-- Begin Records supplied --
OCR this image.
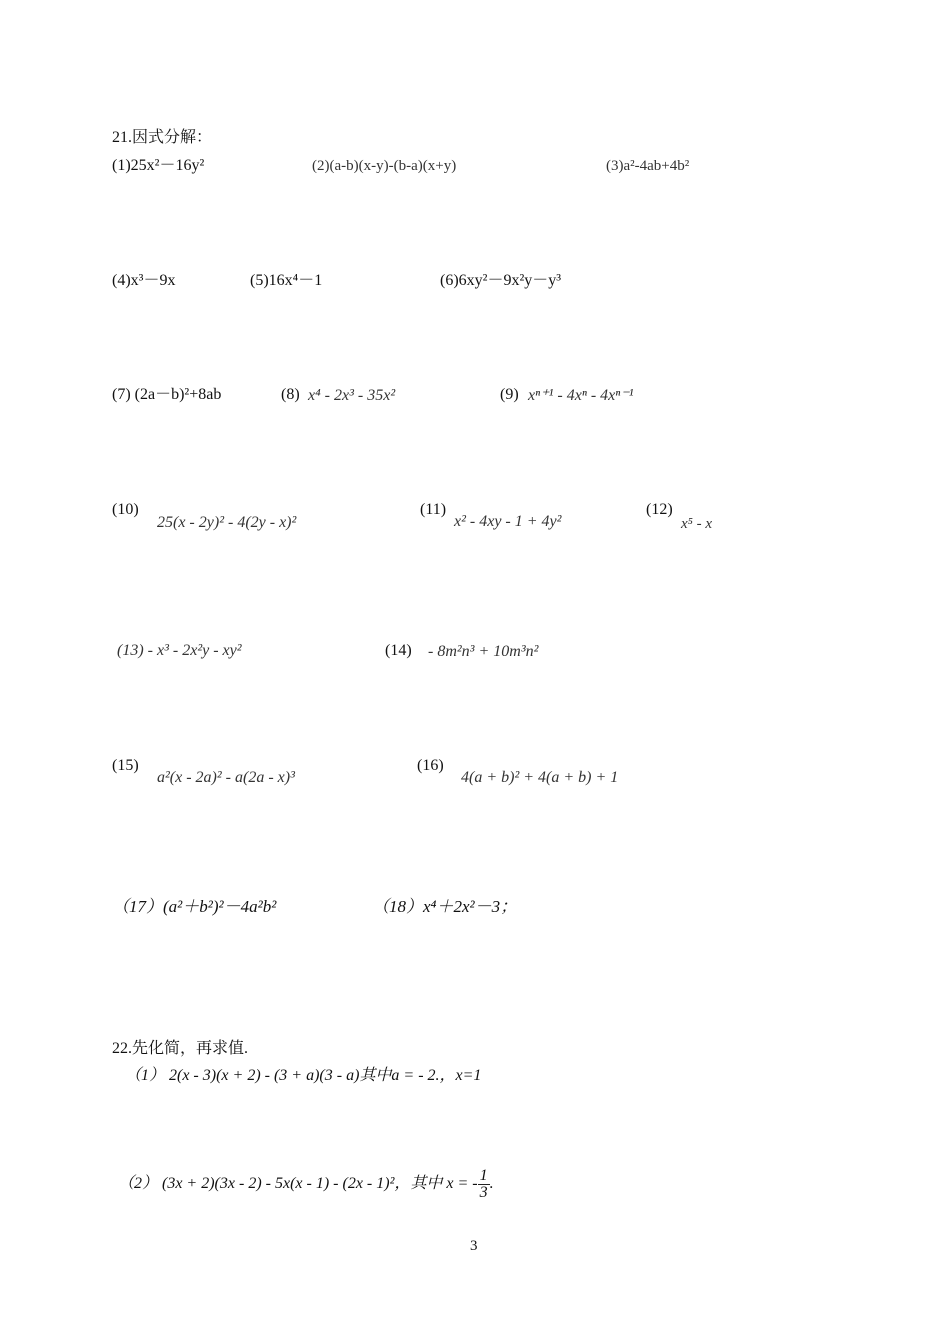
21.因式分解：
(1)25x²－16y²	(2)(a-b)(x-y)-(b-a)(x+y)	(3)a²-4ab+4b²
(4)x³－9x	(5)16x⁴－1	(6)6xy²－9x²y－y³
(7) (2a－b)²+8ab	(8) x⁴ - 2x³ - 35x²	(9) xⁿ⁺¹ - 4xⁿ - 4xⁿ⁻¹
(10)
25(x - 2y)² - 4(2y - x)²
(11)
x² - 4xy - 1 + 4y²
(12)
x⁵ - x
(13) - x³ - 2x²y - xy²	(14) - 8m²n³ + 10m³n²
(15)
a²(x - 2a)² - a(2a - x)³
(16)
4(a + b)² + 4(a + b) + 1
（17）(a²＋b²)²－4a²b²	（18）x⁴＋2x²－3；
22.先化简，再求值.
（1） 2(x - 3)(x + 2) - (3 + a)(3 - a)其中a = - 2.，x=1
（2） (3x + 2)(3x - 2) - 5x(x - 1) - (2x - 1)²，其中 x = - $\frac{1}{3}$ .
3
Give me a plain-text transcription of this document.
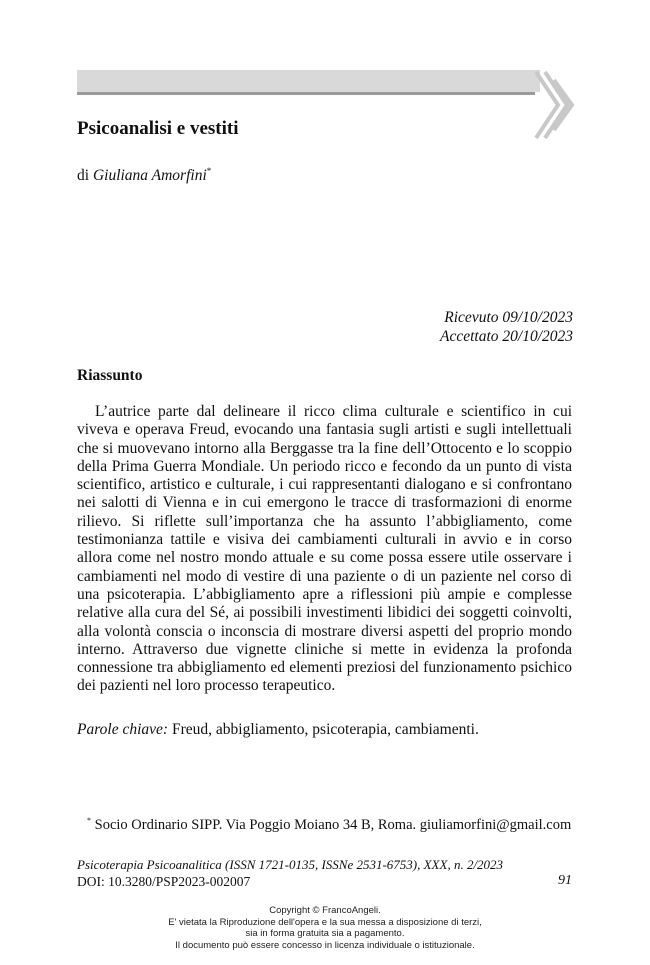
Psicoanalisi e vestiti
di Giuliana Amorfini*
Ricevuto 09/10/2023
Accettato 20/10/2023
Riassunto

L’autrice parte dal delineare il ricco clima culturale e scientifico in cui viveva e operava Freud, evocando una fantasia sugli artisti e sugli intellettuali che si muovevano intorno alla Berggasse tra la fine dell’Ottocento e lo scoppio della Prima Guerra Mondiale. Un periodo ricco e fecondo da un punto di vista scientifico, artistico e culturale, i cui rappresentanti dialogano e si confrontano nei salotti di Vienna e in cui emergono le tracce di trasformazioni di enorme rilievo. Si riflette sull’importanza che ha assunto l’abbigliamento, come testimonianza tattile e visiva dei cambiamenti culturali in avvio e in corso allora come nel nostro mondo attuale e su come possa essere utile osservare i cambiamenti nel modo di vestire di una paziente o di un paziente nel corso di una psicoterapia. L’abbigliamento apre a riflessioni più ampie e complesse relative alla cura del Sé, ai possibili investimenti libidici dei soggetti coinvolti, alla volontà conscia o inconscia di mostrare diversi aspetti del proprio mondo interno. Attraverso due vignette cliniche si mette in evidenza la profonda connessione tra abbigliamento ed elementi preziosi del funzionamento psichico dei pazienti nel loro processo terapeutico.

Parole chiave: Freud, abbigliamento, psicoterapia, cambiamenti.
* Socio Ordinario SIPP. Via Poggio Moiano 34 B, Roma. giuliamorfini@gmail.com
Psicoterapia Psicoanalitica (ISSN 1721-0135, ISSNe 2531-6753), XXX, n. 2/2023
DOI: 10.3280/PSP2023-002007	91
Copyright © FrancoAngeli.
E' vietata la Riproduzione dell'opera e la sua messa a disposizione di terzi,
sia in forma gratuita sia a pagamento.
Il documento può essere concesso in licenza individuale o istituzionale.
-- End Records supplied --
Above are records with pictures; repeat the records exactly and leave the pictures out.

Answer below ▸
OCR this image.
21.因式分解：
(1)25x²－16y²	(2)(a-b)(x-y)-(b-a)(x+y)	(3)a²-4ab+4b²
(4)x³－9x	(5)16x⁴－1	(6)6xy²－9x²y－y³
(7) (2a－b)²+8ab	(8) x⁴ - 2x³ - 35x²	(9) xⁿ⁺¹ - 4xⁿ - 4xⁿ⁻¹
(10)
25(x - 2y)² - 4(2y - x)²
(11)
x² - 4xy - 1 + 4y²
(12)
x⁵ - x
(13) - x³ - 2x²y - xy²	(14) - 8m²n³ + 10m³n²
(15)
a²(x - 2a)² - a(2a - x)³
(16)
4(a + b)² + 4(a + b) + 1
（17）(a²＋b²)²－4a²b²	（18）x⁴＋2x²－3；
22.先化简，再求值.
（1） 2(x - 3)(x + 2) - (3 + a)(3 - a)其中a = - 2.，x=1
（2） (3x + 2)(3x - 2) - 5x(x - 1) - (2x - 1)²，其中 x = - $\frac{1}{3}$ .
3
Give me a plain-text transcription of this document.
Psicoanalisi e vestiti
di Giuliana Amorfini*
Ricevuto 09/10/2023
Accettato 20/10/2023
Riassunto

L’autrice parte dal delineare il ricco clima culturale e scientifico in cui viveva e operava Freud, evocando una fantasia sugli artisti e sugli intellettuali che si muovevano intorno alla Berggasse tra la fine dell’Ottocento e lo scoppio della Prima Guerra Mondiale. Un periodo ricco e fecondo da un punto di vista scientifico, artistico e culturale, i cui rappresentanti dialogano e si confrontano nei salotti di Vienna e in cui emergono le tracce di trasformazioni di enorme rilievo. Si riflette sull’importanza che ha assunto l’abbigliamento, come testimonianza tattile e visiva dei cambiamenti culturali in avvio e in corso allora come nel nostro mondo attuale e su come possa essere utile osservare i cambiamenti nel modo di vestire di una paziente o di un paziente nel corso di una psicoterapia. L’abbigliamento apre a riflessioni più ampie e complesse relative alla cura del Sé, ai possibili investimenti libidici dei soggetti coinvolti, alla volontà conscia o inconscia di mostrare diversi aspetti del proprio mondo interno. Attraverso due vignette cliniche si mette in evidenza la profonda connessione tra abbigliamento ed elementi preziosi del funzionamento psichico dei pazienti nel loro processo terapeutico.

Parole chiave: Freud, abbigliamento, psicoterapia, cambiamenti.
* Socio Ordinario SIPP. Via Poggio Moiano 34 B, Roma. giuliamorfini@gmail.com
Psicoterapia Psicoanalitica (ISSN 1721-0135, ISSNe 2531-6753), XXX, n. 2/2023
DOI: 10.3280/PSP2023-002007	91
Copyright © FrancoAngeli.
E' vietata la Riproduzione dell'opera e la sua messa a disposizione di terzi,
sia in forma gratuita sia a pagamento.
Il documento può essere concesso in licenza individuale o istituzionale.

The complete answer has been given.